** BEGIN **

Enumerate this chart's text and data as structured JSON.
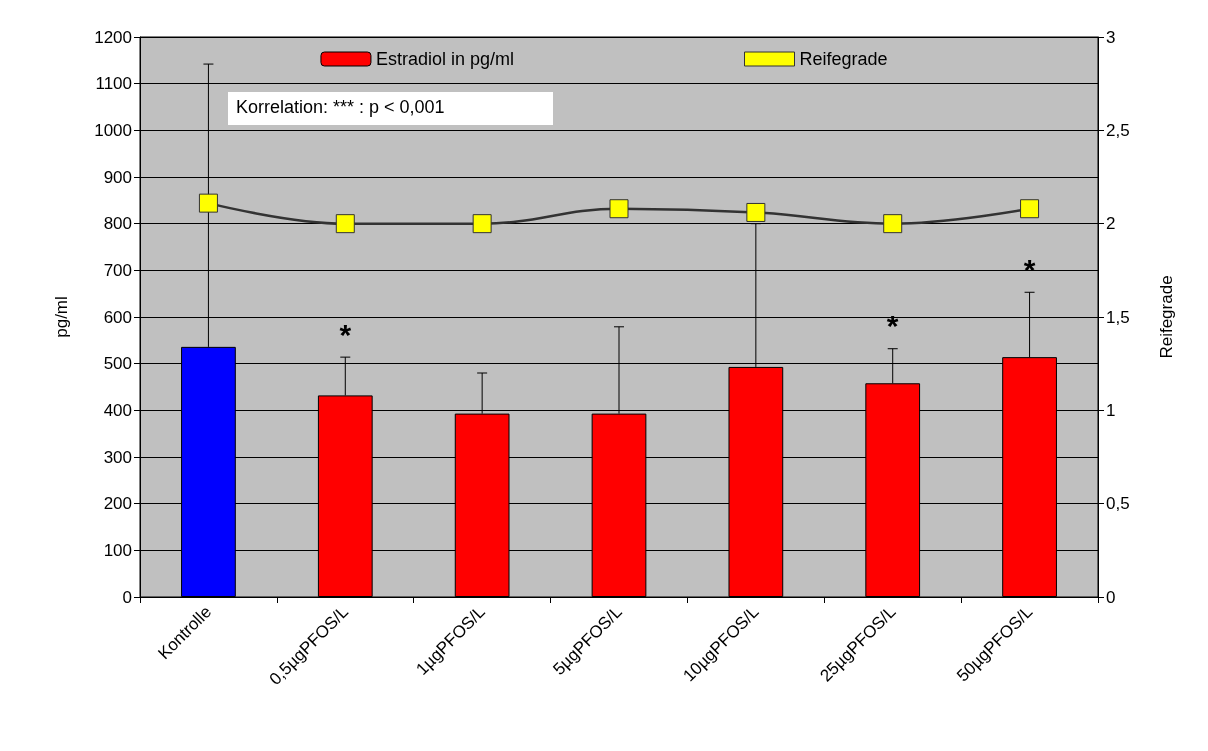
{
  "chart_data": {
    "type": "bar",
    "categories": [
      "Kontrolle",
      "0,5µgPFOS/L",
      "1µgPFOS/L",
      "5µgPFOS/L",
      "10µgPFOS/L",
      "25µgPFOS/L",
      "50µgPFOS/L"
    ],
    "series": [
      {
        "name": "Estradiol in pg/ml",
        "color": "#ff0000",
        "colors": [
          "#0000ff",
          "#ff0000",
          "#ff0000",
          "#ff0000",
          "#ff0000",
          "#ff0000",
          "#ff0000"
        ],
        "values": [
          536,
          432,
          393,
          393,
          493,
          458,
          514
        ],
        "errors": [
          [
            536,
            1142
          ],
          [
            432,
            514
          ],
          [
            393,
            480
          ],
          [
            393,
            579
          ],
          [
            493,
            800
          ],
          [
            458,
            532
          ],
          [
            514,
            653
          ]
        ]
      },
      {
        "name": "Reifegrade",
        "type": "line",
        "axis": "y2",
        "color": "#ffff00",
        "marker": "square",
        "values": [
          2.11,
          2.0,
          2.0,
          2.08,
          2.06,
          2.0,
          2.08
        ]
      }
    ],
    "ylabel": "pg/ml",
    "y2label": "Reifegrade",
    "ylim": [
      0,
      1200
    ],
    "yticks": [
      0,
      100,
      200,
      300,
      400,
      500,
      600,
      700,
      800,
      900,
      1000,
      1100,
      1200
    ],
    "y2lim": [
      0,
      3
    ],
    "y2ticks": [
      0,
      {
        "value": 0.5,
        "label": "0,5"
      },
      1,
      {
        "value": 1.5,
        "label": "1,5"
      },
      2,
      {
        "value": 2.5,
        "label": "2,5"
      },
      3
    ],
    "grid": "y",
    "legend": "top",
    "annotations": [
      "Korrelation: *** : p < 0,001",
      {
        "text": "*",
        "x": "0,5µgPFOS/L",
        "y": 514
      },
      {
        "text": "*",
        "x": "25µgPFOS/L",
        "y": 532
      },
      {
        "text": "*",
        "x": "50µgPFOS/L",
        "y": 653
      }
    ]
  }
}
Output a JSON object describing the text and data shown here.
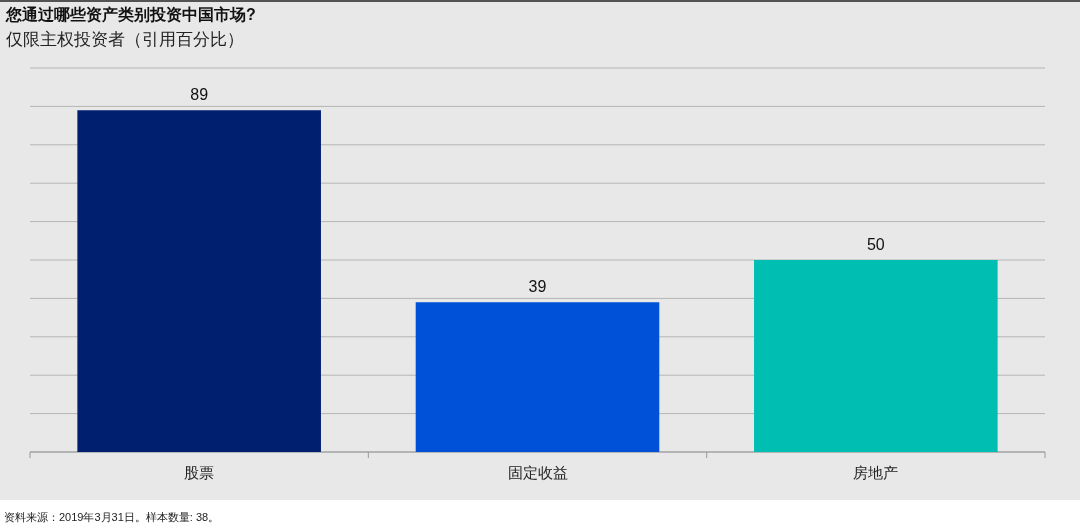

** END **

The word "name" may turn up on some lines of these records; say how many, with no other words.

#### Response to the exercise
2